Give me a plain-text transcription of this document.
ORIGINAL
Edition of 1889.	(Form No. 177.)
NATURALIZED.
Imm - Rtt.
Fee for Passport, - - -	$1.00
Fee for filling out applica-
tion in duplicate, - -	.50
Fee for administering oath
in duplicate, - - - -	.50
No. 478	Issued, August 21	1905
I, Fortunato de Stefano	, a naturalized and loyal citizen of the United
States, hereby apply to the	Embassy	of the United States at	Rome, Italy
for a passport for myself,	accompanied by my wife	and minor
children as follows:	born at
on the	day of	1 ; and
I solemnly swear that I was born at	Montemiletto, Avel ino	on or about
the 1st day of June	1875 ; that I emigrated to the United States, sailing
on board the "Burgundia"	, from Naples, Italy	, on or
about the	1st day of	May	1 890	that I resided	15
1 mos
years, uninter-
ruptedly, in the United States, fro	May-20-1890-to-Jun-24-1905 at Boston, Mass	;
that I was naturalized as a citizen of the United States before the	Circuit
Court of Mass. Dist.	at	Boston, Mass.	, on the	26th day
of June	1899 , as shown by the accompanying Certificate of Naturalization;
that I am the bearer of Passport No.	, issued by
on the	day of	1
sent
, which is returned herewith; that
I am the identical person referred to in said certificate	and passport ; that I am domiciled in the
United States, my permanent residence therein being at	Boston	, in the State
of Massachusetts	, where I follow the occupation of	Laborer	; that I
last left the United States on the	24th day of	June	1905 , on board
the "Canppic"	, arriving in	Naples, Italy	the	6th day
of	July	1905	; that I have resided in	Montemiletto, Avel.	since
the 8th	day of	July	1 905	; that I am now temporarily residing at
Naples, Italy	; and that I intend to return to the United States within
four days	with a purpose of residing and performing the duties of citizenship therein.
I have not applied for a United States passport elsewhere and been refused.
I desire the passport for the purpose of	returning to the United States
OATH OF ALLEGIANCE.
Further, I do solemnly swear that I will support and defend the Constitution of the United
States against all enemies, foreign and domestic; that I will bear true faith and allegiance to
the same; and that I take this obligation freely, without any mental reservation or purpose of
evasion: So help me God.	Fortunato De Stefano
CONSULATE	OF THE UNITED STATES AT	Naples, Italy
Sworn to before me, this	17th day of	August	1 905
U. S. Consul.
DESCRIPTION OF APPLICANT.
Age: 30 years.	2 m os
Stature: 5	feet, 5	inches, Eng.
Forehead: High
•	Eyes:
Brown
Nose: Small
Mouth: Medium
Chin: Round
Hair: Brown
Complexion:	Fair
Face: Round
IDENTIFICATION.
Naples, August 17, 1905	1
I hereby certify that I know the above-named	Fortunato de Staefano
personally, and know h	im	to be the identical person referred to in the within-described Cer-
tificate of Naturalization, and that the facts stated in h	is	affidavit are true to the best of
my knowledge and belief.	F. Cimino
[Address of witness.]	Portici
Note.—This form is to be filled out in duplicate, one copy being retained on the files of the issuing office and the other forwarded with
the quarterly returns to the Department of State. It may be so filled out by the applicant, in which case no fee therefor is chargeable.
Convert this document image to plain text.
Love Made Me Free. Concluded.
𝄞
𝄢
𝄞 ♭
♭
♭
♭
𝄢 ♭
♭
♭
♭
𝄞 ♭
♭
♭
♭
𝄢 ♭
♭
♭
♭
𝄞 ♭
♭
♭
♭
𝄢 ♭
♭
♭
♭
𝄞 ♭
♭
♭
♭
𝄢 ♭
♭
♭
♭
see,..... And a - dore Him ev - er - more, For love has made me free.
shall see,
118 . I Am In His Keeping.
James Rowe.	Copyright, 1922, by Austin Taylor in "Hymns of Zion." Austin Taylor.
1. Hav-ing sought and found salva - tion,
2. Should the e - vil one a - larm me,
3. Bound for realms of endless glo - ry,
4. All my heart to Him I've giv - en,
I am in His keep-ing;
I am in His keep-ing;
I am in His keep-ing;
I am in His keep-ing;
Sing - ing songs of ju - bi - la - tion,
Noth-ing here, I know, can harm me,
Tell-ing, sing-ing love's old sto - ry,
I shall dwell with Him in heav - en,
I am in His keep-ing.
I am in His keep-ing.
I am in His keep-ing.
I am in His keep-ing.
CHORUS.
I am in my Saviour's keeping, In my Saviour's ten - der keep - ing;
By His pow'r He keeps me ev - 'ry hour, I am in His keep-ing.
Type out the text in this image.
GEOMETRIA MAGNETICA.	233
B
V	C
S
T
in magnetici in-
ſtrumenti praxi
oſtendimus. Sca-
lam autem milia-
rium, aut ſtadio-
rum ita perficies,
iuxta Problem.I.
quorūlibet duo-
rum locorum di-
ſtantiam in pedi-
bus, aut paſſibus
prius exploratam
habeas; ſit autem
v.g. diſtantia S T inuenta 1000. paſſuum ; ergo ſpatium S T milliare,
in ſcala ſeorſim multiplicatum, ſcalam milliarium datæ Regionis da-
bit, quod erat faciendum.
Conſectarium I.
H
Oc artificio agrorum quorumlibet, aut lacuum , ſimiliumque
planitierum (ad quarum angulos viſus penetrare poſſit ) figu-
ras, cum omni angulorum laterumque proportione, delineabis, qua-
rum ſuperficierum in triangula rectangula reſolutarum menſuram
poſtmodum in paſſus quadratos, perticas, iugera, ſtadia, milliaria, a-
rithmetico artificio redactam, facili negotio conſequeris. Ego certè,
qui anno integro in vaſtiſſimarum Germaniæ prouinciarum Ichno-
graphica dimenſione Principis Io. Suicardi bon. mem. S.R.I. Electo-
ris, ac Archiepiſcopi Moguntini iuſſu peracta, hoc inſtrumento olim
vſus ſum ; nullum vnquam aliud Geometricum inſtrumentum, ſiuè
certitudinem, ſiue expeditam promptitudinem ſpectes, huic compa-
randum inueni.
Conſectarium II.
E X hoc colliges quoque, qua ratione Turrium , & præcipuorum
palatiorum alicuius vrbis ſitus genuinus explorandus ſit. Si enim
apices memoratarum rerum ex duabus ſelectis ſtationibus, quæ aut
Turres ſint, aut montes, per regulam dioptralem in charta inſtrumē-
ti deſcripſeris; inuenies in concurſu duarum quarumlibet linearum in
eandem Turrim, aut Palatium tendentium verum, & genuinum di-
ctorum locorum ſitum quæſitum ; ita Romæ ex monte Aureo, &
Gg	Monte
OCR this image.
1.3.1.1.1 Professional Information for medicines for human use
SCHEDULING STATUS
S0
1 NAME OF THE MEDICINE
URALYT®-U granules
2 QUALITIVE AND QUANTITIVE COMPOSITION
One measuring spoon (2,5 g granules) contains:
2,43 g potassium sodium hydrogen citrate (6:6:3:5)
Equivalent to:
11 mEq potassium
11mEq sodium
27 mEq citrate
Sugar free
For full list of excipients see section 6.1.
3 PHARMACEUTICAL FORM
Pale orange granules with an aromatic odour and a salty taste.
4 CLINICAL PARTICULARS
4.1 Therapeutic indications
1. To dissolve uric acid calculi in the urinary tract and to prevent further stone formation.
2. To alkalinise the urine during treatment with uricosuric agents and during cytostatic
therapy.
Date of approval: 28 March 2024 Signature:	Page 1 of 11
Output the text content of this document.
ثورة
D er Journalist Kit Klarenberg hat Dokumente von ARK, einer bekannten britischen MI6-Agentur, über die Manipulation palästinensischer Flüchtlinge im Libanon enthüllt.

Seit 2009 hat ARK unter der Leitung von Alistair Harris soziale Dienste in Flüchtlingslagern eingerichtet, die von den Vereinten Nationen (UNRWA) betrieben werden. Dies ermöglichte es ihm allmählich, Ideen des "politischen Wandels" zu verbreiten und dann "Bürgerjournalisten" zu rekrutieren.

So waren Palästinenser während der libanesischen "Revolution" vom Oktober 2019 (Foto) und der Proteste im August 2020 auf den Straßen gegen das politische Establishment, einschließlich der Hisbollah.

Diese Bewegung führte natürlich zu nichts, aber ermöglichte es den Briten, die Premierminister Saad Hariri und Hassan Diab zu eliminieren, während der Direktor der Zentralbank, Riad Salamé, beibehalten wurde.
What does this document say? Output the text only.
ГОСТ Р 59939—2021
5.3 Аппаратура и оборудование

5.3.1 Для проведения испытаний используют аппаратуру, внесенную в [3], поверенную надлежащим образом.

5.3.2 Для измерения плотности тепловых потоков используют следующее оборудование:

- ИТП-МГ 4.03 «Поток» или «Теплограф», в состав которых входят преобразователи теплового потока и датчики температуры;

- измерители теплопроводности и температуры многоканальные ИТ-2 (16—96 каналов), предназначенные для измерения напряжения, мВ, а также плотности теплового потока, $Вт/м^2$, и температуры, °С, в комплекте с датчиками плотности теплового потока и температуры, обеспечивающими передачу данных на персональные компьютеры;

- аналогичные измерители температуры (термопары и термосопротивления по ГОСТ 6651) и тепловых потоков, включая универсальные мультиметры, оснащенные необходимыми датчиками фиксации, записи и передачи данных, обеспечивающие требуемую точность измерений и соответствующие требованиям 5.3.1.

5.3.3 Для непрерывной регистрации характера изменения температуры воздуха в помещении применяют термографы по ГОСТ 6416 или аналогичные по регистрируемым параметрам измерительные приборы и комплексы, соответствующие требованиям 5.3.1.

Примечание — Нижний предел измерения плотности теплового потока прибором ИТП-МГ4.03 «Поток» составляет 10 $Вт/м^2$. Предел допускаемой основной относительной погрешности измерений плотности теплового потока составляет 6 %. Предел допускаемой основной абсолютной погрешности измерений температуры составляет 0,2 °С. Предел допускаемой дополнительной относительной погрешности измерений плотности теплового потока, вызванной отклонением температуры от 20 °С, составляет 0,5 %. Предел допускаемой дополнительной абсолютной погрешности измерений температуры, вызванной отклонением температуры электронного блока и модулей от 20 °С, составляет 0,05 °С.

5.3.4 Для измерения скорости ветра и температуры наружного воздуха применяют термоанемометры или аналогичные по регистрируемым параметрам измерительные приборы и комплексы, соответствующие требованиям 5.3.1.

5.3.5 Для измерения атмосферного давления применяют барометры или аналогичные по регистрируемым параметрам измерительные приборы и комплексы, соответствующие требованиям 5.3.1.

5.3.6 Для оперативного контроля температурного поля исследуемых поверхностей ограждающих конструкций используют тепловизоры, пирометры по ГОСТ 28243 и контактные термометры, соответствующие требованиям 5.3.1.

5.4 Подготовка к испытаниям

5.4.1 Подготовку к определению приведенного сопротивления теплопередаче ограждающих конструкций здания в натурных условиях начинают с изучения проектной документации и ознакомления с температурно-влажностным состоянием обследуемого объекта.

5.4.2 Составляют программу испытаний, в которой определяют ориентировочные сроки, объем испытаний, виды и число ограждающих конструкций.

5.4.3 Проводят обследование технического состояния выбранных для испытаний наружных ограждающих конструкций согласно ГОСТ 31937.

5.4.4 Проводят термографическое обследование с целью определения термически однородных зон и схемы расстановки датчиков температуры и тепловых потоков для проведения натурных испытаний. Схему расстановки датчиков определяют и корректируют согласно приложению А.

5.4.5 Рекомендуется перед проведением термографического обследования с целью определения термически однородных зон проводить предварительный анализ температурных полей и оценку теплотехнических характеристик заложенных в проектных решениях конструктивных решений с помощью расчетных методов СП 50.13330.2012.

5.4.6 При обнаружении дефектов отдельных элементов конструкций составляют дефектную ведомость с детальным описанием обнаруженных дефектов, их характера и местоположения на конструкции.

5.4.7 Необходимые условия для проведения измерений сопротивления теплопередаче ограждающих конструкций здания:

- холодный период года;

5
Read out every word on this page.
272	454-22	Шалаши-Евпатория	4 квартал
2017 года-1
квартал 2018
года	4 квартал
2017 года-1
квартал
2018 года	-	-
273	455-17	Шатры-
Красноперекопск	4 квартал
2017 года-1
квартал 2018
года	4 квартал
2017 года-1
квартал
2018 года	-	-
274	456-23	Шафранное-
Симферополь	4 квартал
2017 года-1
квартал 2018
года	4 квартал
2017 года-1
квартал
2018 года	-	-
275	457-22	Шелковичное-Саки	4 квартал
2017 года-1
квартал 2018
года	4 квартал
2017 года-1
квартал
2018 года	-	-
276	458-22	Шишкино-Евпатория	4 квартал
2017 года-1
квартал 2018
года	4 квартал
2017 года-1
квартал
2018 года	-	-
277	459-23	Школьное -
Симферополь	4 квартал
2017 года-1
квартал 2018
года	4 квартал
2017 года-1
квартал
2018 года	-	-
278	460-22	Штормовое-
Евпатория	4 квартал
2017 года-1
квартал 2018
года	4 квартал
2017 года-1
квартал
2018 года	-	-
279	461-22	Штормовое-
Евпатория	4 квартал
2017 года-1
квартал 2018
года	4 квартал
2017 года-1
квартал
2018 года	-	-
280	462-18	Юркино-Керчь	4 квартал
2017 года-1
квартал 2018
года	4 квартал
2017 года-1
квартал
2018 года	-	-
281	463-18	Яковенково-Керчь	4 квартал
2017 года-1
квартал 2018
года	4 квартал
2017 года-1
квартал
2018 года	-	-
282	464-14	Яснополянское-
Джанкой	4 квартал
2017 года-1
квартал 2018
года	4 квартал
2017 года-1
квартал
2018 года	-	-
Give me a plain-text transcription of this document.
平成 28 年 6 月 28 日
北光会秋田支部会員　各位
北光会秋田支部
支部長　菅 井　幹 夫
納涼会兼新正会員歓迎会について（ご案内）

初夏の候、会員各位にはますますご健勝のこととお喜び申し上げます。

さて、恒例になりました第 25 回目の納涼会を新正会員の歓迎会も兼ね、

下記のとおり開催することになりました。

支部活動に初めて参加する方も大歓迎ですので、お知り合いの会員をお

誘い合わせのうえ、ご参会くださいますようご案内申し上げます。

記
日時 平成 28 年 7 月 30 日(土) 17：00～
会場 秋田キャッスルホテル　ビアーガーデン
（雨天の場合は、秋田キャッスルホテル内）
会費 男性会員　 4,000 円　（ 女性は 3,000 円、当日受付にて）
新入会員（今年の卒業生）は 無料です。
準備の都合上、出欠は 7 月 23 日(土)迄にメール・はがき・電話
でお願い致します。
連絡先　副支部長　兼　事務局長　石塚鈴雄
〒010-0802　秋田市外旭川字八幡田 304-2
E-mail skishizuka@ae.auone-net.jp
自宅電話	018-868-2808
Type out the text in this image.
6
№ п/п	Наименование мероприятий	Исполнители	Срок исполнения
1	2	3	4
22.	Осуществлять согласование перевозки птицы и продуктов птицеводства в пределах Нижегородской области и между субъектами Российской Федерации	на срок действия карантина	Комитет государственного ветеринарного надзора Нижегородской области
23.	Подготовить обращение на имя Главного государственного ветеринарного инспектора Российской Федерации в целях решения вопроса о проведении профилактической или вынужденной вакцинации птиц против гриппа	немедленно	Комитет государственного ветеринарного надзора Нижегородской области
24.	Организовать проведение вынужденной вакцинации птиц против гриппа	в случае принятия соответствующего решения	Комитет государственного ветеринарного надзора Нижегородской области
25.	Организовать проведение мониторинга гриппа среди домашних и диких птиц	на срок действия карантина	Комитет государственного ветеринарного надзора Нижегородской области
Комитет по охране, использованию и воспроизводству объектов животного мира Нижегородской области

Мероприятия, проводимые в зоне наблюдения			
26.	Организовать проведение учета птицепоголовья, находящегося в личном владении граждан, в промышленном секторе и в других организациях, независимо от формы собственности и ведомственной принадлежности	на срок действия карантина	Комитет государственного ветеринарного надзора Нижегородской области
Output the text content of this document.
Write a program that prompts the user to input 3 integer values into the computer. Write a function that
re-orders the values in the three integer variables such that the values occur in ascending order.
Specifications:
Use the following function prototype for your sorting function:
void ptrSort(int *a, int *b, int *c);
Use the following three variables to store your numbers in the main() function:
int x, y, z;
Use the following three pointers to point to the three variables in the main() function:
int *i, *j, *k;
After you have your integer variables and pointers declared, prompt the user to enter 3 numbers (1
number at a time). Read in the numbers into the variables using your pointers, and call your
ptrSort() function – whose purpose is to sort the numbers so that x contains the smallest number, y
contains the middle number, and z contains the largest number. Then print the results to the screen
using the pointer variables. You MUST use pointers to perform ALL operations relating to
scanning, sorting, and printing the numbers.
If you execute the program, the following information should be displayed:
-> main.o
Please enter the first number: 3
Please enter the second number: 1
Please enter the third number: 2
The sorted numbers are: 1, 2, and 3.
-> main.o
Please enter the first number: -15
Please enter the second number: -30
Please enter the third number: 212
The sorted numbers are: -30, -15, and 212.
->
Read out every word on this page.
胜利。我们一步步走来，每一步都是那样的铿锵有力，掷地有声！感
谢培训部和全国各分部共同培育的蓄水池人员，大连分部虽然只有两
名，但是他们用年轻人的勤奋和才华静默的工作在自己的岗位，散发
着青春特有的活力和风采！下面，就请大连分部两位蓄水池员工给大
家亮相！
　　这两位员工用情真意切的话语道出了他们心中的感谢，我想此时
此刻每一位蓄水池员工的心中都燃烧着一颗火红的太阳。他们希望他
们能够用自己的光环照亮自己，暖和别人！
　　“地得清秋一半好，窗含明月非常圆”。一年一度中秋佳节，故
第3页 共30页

__Job__: How many lines in the records above contain the word "вакцинации"? Reply with the number alone.

__Written response__: 2